▸ Directions for this task
Pictures stay out of the copy; set down each line of the listing below exactly.

[BEGIN Supplied data]

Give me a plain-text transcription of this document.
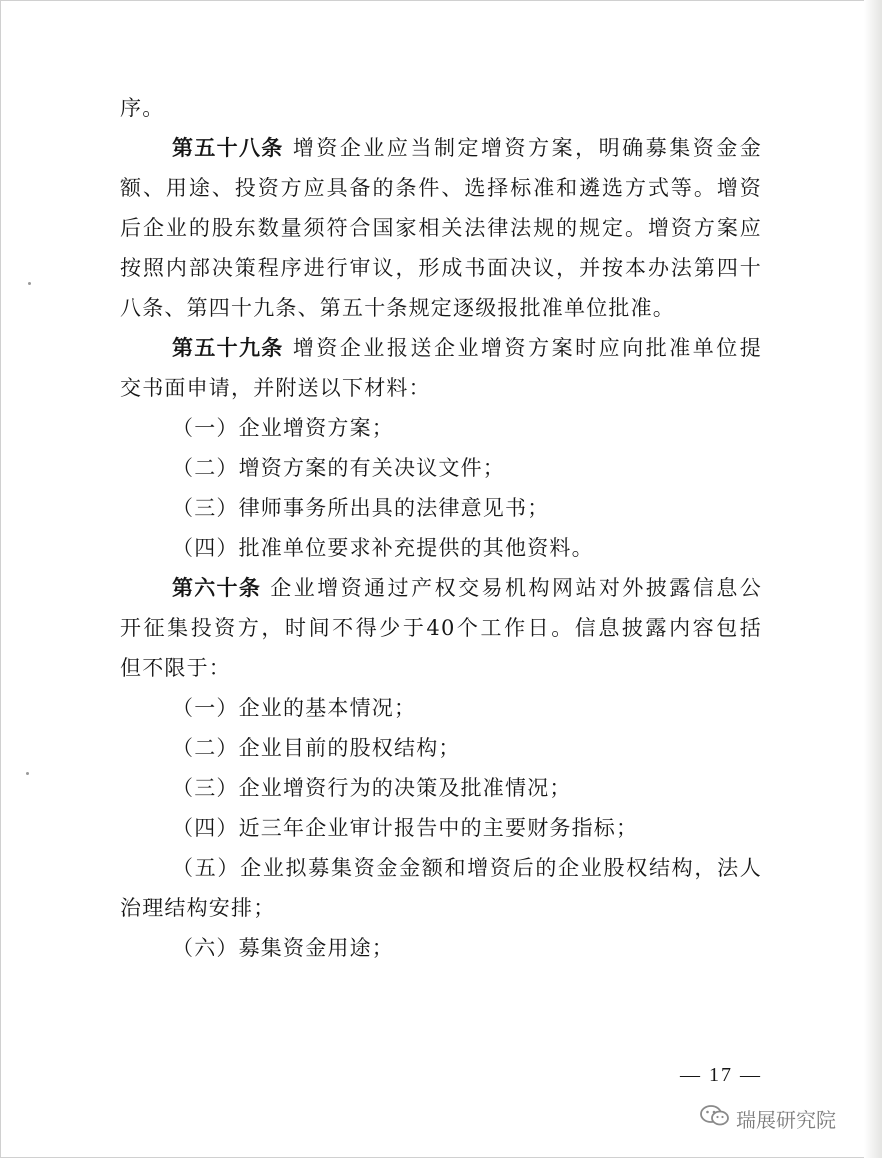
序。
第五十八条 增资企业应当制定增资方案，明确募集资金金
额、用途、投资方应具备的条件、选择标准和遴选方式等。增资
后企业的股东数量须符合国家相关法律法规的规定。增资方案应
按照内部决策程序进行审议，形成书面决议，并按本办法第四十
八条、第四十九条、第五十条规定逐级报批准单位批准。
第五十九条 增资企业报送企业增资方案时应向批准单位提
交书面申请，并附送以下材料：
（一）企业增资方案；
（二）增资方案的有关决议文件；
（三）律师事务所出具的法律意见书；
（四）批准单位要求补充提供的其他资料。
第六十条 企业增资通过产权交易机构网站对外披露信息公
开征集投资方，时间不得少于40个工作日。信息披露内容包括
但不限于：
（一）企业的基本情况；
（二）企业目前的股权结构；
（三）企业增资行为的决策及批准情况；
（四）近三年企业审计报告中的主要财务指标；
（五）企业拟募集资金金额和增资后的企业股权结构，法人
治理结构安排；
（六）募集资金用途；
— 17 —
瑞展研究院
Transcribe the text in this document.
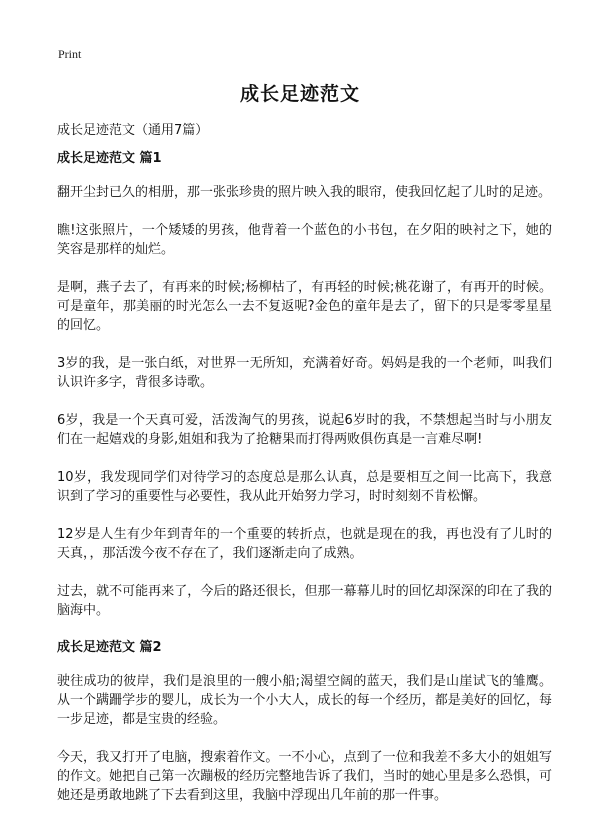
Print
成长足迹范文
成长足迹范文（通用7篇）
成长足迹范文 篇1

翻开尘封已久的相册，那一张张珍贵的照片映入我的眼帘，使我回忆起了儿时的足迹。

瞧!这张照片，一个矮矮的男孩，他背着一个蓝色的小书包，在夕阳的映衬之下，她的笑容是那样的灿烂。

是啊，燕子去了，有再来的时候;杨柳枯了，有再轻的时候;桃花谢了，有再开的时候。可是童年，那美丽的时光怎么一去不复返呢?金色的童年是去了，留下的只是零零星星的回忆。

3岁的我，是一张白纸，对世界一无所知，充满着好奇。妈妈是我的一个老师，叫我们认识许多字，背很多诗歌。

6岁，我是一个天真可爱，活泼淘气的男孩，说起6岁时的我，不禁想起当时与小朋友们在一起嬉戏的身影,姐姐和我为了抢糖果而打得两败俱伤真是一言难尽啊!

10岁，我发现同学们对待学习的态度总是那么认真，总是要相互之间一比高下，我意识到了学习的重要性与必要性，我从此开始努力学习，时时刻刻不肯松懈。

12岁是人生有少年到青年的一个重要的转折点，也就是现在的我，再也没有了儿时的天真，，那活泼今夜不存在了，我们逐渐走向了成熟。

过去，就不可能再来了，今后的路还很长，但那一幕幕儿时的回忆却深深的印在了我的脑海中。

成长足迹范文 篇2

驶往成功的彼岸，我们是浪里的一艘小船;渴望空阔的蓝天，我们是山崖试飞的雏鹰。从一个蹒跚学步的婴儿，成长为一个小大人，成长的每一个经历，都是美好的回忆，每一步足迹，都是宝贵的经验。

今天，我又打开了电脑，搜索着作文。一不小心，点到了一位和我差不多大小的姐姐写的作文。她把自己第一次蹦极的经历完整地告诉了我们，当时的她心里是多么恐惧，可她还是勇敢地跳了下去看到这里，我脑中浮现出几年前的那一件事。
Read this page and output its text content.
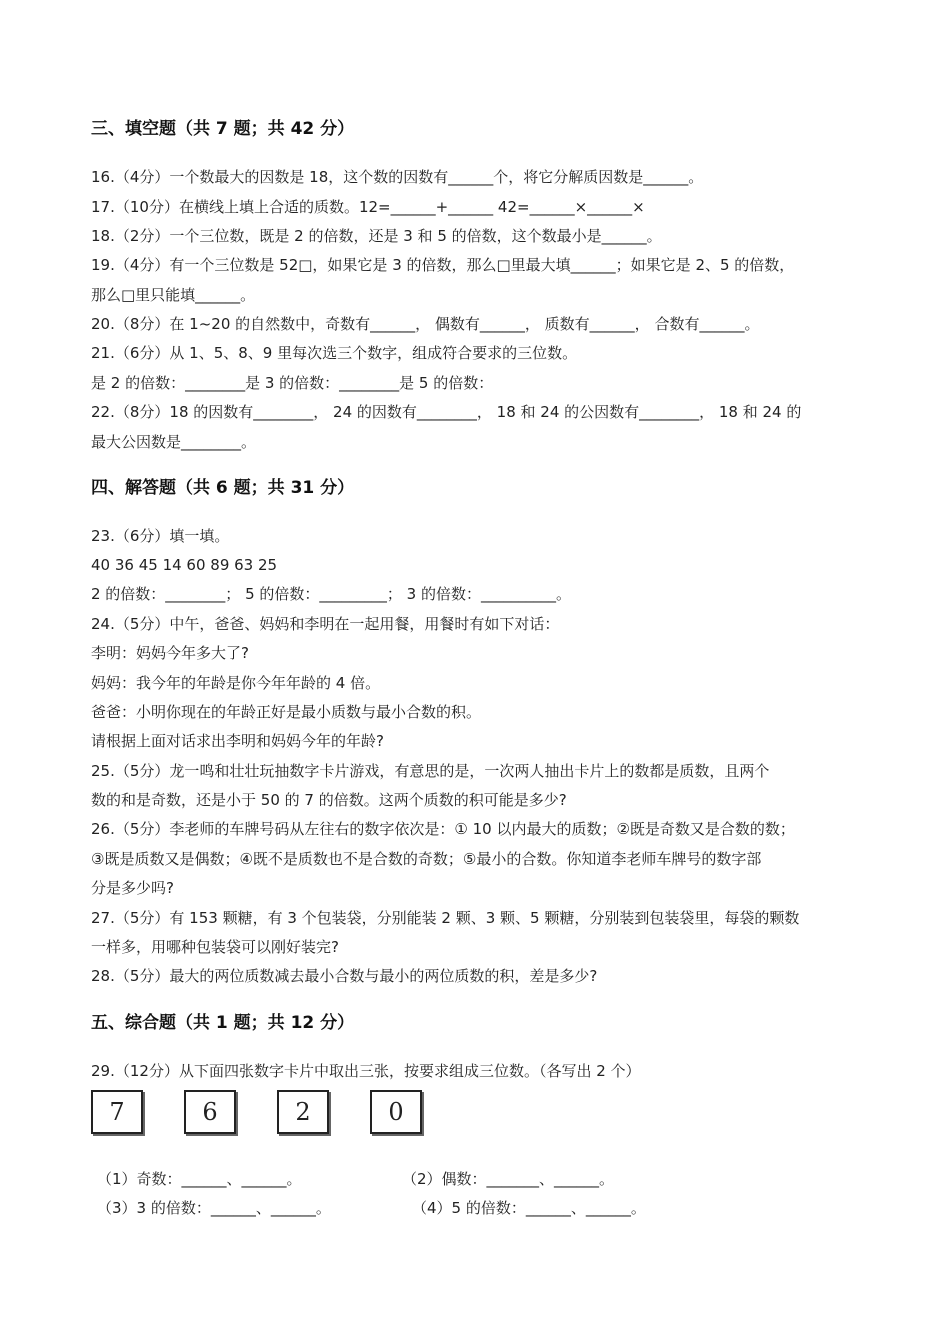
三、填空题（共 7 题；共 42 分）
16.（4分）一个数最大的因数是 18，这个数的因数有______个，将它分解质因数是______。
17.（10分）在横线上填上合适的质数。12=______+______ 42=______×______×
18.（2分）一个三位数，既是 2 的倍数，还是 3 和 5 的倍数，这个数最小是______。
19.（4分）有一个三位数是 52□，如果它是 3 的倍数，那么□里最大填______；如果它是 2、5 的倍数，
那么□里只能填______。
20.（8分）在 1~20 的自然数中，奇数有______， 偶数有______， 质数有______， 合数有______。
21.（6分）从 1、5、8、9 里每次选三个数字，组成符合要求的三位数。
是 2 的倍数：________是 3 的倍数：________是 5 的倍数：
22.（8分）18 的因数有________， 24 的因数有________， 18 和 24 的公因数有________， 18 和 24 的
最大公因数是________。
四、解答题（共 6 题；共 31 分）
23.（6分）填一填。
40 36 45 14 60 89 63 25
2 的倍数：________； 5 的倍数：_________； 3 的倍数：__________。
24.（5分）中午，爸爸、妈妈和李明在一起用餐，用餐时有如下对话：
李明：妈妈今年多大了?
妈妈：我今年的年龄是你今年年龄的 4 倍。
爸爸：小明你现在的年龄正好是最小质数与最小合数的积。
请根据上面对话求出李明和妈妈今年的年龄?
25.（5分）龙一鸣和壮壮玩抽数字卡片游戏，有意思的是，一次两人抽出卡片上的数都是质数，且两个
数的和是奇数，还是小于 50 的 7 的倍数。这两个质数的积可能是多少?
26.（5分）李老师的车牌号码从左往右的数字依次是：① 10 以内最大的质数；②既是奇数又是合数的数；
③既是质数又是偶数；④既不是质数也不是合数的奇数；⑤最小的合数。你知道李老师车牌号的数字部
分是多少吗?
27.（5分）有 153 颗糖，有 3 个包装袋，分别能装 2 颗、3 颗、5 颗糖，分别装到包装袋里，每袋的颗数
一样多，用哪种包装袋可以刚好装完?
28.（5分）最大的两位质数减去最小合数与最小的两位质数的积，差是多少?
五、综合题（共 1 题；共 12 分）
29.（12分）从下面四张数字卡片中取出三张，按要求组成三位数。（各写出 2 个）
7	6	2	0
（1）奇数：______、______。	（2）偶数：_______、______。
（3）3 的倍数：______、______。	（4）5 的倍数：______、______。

[END Supplied data]

▸ Solution for this exercise
Give me a plain-text transcription of this document.
序。
第五十八条 增资企业应当制定增资方案，明确募集资金金
额、用途、投资方应具备的条件、选择标准和遴选方式等。增资
后企业的股东数量须符合国家相关法律法规的规定。增资方案应
按照内部决策程序进行审议，形成书面决议，并按本办法第四十
八条、第四十九条、第五十条规定逐级报批准单位批准。
第五十九条 增资企业报送企业增资方案时应向批准单位提
交书面申请，并附送以下材料：
（一）企业增资方案；
（二）增资方案的有关决议文件；
（三）律师事务所出具的法律意见书；
（四）批准单位要求补充提供的其他资料。
第六十条 企业增资通过产权交易机构网站对外披露信息公
开征集投资方，时间不得少于40个工作日。信息披露内容包括
但不限于：
（一）企业的基本情况；
（二）企业目前的股权结构；
（三）企业增资行为的决策及批准情况；
（四）近三年企业审计报告中的主要财务指标；
（五）企业拟募集资金金额和增资后的企业股权结构，法人
治理结构安排；
（六）募集资金用途；
— 17 —
瑞展研究院
Transcribe the text in this document.
Print
成长足迹范文
成长足迹范文（通用7篇）
成长足迹范文 篇1

翻开尘封已久的相册，那一张张珍贵的照片映入我的眼帘，使我回忆起了儿时的足迹。

瞧!这张照片，一个矮矮的男孩，他背着一个蓝色的小书包，在夕阳的映衬之下，她的笑容是那样的灿烂。

是啊，燕子去了，有再来的时候;杨柳枯了，有再轻的时候;桃花谢了，有再开的时候。可是童年，那美丽的时光怎么一去不复返呢?金色的童年是去了，留下的只是零零星星的回忆。

3岁的我，是一张白纸，对世界一无所知，充满着好奇。妈妈是我的一个老师，叫我们认识许多字，背很多诗歌。

6岁，我是一个天真可爱，活泼淘气的男孩，说起6岁时的我，不禁想起当时与小朋友们在一起嬉戏的身影,姐姐和我为了抢糖果而打得两败俱伤真是一言难尽啊!

10岁，我发现同学们对待学习的态度总是那么认真，总是要相互之间一比高下，我意识到了学习的重要性与必要性，我从此开始努力学习，时时刻刻不肯松懈。

12岁是人生有少年到青年的一个重要的转折点，也就是现在的我，再也没有了儿时的天真，，那活泼今夜不存在了，我们逐渐走向了成熟。

过去，就不可能再来了，今后的路还很长，但那一幕幕儿时的回忆却深深的印在了我的脑海中。

成长足迹范文 篇2

驶往成功的彼岸，我们是浪里的一艘小船;渴望空阔的蓝天，我们是山崖试飞的雏鹰。从一个蹒跚学步的婴儿，成长为一个小大人，成长的每一个经历，都是美好的回忆，每一步足迹，都是宝贵的经验。

今天，我又打开了电脑，搜索着作文。一不小心，点到了一位和我差不多大小的姐姐写的作文。她把自己第一次蹦极的经历完整地告诉了我们，当时的她心里是多么恐惧，可她还是勇敢地跳了下去看到这里，我脑中浮现出几年前的那一件事。
Read this page and output its text content.
三、填空题（共 7 题；共 42 分）
16.（4分）一个数最大的因数是 18，这个数的因数有______个，将它分解质因数是______。
17.（10分）在横线上填上合适的质数。12=______+______ 42=______×______×
18.（2分）一个三位数，既是 2 的倍数，还是 3 和 5 的倍数，这个数最小是______。
19.（4分）有一个三位数是 52□，如果它是 3 的倍数，那么□里最大填______；如果它是 2、5 的倍数，
那么□里只能填______。
20.（8分）在 1~20 的自然数中，奇数有______， 偶数有______， 质数有______， 合数有______。
21.（6分）从 1、5、8、9 里每次选三个数字，组成符合要求的三位数。
是 2 的倍数：________是 3 的倍数：________是 5 的倍数：
22.（8分）18 的因数有________， 24 的因数有________， 18 和 24 的公因数有________， 18 和 24 的
最大公因数是________。
四、解答题（共 6 题；共 31 分）
23.（6分）填一填。
40 36 45 14 60 89 63 25
2 的倍数：________； 5 的倍数：_________； 3 的倍数：__________。
24.（5分）中午，爸爸、妈妈和李明在一起用餐，用餐时有如下对话：
李明：妈妈今年多大了?
妈妈：我今年的年龄是你今年年龄的 4 倍。
爸爸：小明你现在的年龄正好是最小质数与最小合数的积。
请根据上面对话求出李明和妈妈今年的年龄?
25.（5分）龙一鸣和壮壮玩抽数字卡片游戏，有意思的是，一次两人抽出卡片上的数都是质数，且两个
数的和是奇数，还是小于 50 的 7 的倍数。这两个质数的积可能是多少?
26.（5分）李老师的车牌号码从左往右的数字依次是：① 10 以内最大的质数；②既是奇数又是合数的数；
③既是质数又是偶数；④既不是质数也不是合数的奇数；⑤最小的合数。你知道李老师车牌号的数字部
分是多少吗?
27.（5分）有 153 颗糖，有 3 个包装袋，分别能装 2 颗、3 颗、5 颗糖，分别装到包装袋里，每袋的颗数
一样多，用哪种包装袋可以刚好装完?
28.（5分）最大的两位质数减去最小合数与最小的两位质数的积，差是多少?
五、综合题（共 1 题；共 12 分）
29.（12分）从下面四张数字卡片中取出三张，按要求组成三位数。（各写出 2 个）
7	6	2	0
（1）奇数：______、______。	（2）偶数：_______、______。
（3）3 的倍数：______、______。	（4）5 的倍数：______、______。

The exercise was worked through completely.